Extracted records
------------------------------------------------------------

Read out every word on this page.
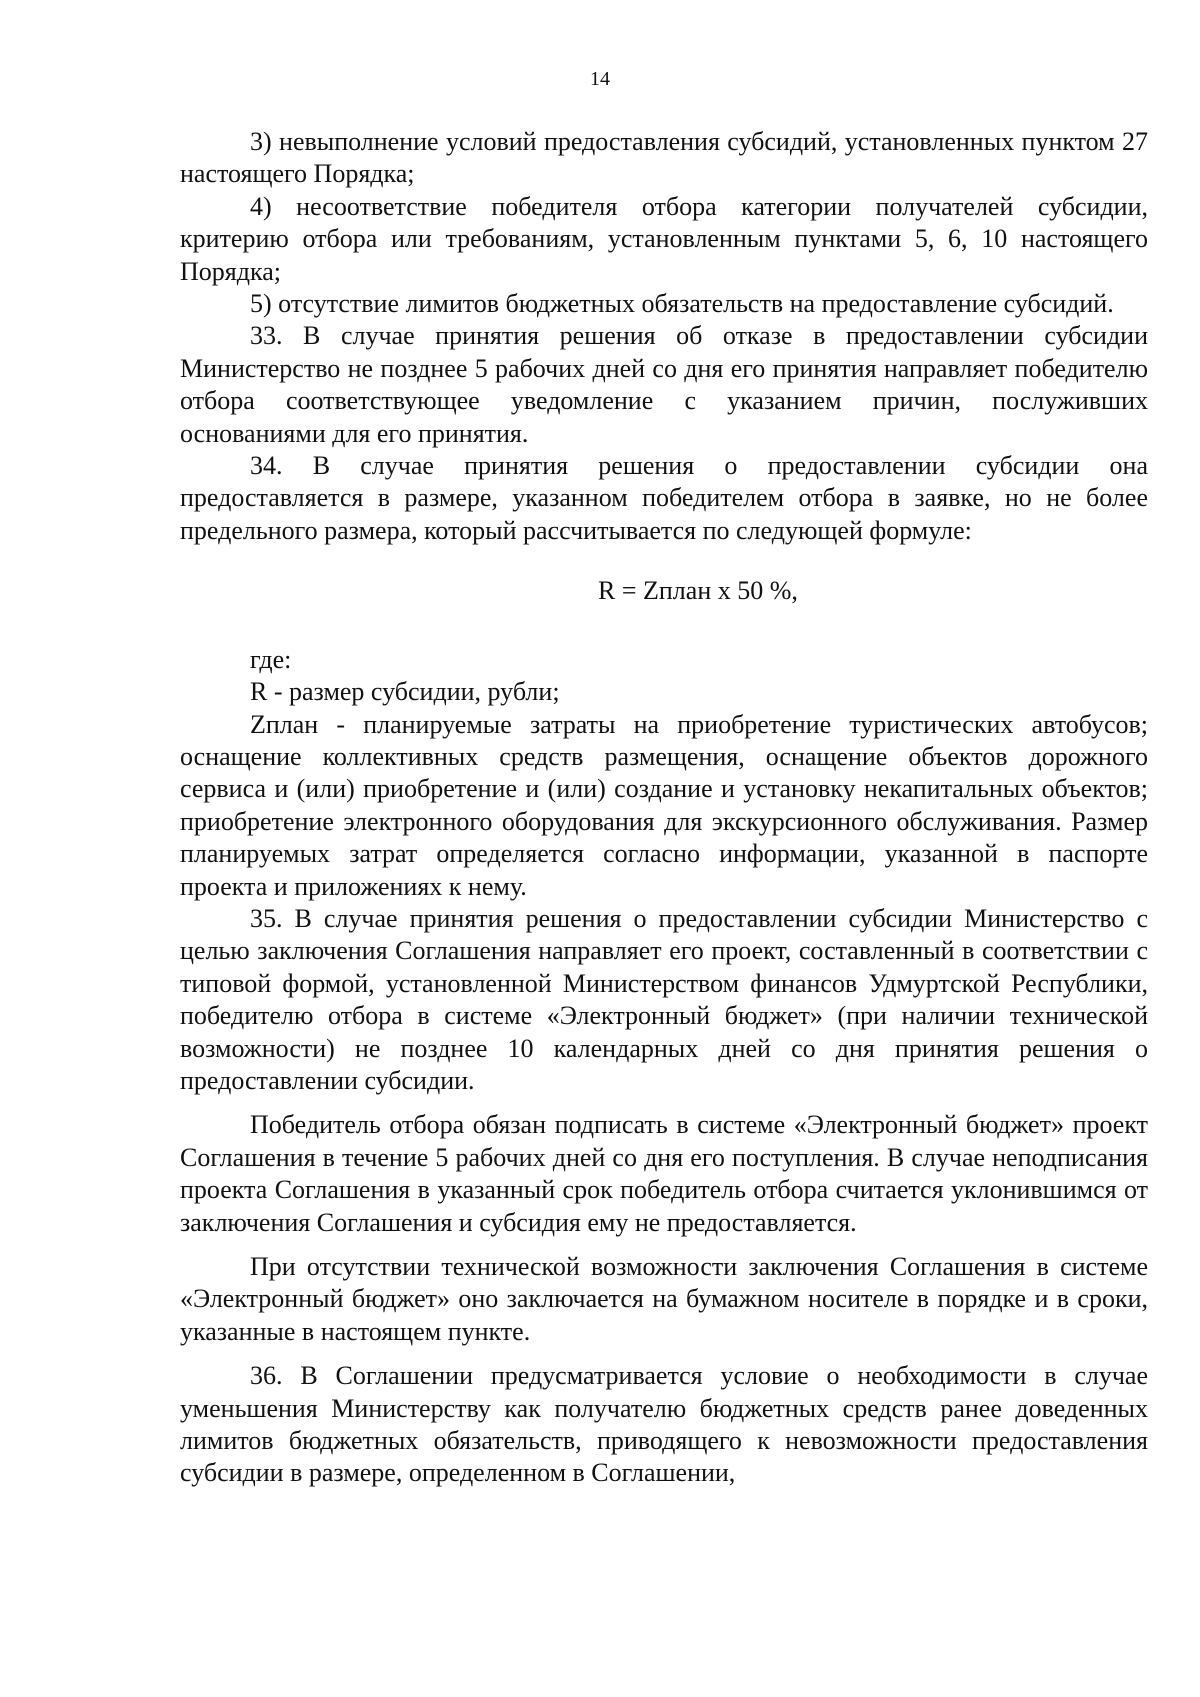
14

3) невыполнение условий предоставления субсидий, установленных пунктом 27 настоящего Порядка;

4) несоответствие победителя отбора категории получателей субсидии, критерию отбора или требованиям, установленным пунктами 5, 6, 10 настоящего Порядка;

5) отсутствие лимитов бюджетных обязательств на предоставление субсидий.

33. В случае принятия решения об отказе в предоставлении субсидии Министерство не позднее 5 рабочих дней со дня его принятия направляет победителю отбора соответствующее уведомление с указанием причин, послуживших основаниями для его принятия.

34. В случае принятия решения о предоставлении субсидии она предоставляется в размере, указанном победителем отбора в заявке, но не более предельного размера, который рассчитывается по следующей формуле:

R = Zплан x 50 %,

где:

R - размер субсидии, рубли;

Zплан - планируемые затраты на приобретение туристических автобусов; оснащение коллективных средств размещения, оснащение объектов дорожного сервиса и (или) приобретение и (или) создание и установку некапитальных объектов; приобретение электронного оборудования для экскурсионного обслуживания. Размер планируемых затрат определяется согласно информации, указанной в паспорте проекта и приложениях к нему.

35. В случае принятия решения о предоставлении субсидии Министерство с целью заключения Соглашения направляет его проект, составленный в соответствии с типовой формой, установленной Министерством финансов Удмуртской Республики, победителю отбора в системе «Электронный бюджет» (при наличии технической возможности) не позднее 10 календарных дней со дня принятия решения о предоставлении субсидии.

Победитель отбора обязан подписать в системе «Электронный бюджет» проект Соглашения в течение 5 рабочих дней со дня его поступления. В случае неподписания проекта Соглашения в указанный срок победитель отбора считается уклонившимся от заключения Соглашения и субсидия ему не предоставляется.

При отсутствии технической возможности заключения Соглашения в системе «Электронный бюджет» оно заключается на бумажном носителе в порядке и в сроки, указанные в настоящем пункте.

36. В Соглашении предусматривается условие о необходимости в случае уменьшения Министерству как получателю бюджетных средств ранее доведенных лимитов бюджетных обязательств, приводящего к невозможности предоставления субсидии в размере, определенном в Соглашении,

------------------------------------------------------------

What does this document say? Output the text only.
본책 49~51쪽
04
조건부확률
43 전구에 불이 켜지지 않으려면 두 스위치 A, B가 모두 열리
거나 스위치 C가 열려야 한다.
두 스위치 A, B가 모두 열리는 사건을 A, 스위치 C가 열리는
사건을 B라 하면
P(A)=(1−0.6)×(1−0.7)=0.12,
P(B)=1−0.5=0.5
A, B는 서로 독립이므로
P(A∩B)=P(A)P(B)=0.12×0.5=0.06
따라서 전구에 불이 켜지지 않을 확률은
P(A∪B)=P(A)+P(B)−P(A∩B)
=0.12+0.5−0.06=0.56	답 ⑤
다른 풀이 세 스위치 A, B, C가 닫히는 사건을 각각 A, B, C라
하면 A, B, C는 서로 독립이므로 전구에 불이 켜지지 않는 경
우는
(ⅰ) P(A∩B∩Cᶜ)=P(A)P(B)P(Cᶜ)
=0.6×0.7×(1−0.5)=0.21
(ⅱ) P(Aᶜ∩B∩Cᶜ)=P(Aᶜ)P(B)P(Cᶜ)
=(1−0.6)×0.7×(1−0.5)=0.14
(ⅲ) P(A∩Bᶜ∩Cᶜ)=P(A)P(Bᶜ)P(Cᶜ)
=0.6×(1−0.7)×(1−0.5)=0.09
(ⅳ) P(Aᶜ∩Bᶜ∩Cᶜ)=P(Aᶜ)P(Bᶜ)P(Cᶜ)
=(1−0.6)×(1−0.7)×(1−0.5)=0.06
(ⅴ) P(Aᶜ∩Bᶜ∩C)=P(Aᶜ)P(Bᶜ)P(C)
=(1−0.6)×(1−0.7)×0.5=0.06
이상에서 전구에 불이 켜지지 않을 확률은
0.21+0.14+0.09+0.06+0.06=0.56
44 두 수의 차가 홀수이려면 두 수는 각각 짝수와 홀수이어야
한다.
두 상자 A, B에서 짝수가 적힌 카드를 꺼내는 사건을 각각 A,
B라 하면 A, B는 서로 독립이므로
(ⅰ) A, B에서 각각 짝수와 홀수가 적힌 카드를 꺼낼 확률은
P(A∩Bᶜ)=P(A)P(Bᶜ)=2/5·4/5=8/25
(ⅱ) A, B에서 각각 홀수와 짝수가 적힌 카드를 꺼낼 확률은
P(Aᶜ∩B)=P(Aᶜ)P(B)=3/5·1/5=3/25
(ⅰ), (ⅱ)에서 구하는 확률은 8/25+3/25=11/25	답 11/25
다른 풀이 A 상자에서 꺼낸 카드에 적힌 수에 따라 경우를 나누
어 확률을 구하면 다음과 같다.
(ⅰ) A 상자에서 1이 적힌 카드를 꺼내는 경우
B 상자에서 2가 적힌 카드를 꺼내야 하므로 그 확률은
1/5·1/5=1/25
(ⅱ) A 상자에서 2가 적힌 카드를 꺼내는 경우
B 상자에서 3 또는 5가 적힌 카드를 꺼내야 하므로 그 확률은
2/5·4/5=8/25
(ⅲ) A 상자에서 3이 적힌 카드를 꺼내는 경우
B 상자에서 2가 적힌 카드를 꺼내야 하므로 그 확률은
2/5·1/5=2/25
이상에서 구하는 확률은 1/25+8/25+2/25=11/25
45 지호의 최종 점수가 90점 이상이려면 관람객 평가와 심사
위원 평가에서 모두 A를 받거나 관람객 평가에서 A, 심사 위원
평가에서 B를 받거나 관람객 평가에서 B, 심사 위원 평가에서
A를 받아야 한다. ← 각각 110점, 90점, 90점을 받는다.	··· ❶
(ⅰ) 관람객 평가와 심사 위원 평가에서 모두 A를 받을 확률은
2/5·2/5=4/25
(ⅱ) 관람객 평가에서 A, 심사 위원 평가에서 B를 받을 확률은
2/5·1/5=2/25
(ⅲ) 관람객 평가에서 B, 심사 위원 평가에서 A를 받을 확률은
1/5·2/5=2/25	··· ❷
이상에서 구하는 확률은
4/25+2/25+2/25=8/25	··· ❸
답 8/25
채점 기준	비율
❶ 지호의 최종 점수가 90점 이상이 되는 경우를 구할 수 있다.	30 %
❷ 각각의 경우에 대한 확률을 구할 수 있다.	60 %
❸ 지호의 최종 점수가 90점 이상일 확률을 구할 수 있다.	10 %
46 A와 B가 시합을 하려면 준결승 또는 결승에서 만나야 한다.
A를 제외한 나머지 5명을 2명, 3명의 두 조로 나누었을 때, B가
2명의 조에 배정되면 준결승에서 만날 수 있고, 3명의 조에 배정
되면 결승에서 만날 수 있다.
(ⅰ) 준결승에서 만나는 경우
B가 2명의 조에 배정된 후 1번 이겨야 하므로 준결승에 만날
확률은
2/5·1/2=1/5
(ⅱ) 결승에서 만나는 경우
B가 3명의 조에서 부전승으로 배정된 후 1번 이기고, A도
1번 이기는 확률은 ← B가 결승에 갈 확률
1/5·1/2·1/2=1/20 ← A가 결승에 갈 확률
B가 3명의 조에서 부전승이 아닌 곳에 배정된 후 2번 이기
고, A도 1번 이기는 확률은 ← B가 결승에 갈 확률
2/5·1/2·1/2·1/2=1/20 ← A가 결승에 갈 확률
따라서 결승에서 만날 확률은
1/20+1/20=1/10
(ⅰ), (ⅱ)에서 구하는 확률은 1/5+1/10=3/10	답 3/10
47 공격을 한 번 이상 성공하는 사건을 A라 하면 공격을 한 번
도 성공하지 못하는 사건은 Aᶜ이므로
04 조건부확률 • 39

------------------------------------------------------------

Scan the material for lines with the word "Министерство", and copy each line you find.

33. В случае принятия решения об отказе в предоставлении субсидии Министерство не позднее 5 рабочих дней со дня его принятия направляет победителю отбора соответствующее уведомление с указанием причин, послуживших основаниями для его принятия.
35. В случае принятия решения о предоставлении субсидии Министерство с целью заключения Соглашения направляет его проект, составленный в соответствии с типовой формой, установленной Министерством финансов Удмуртской Республики, победителю отбора в системе «Электронный бюджет» (при наличии технической возможности) не позднее 10 календарных дней со дня принятия решения о предоставлении субсидии.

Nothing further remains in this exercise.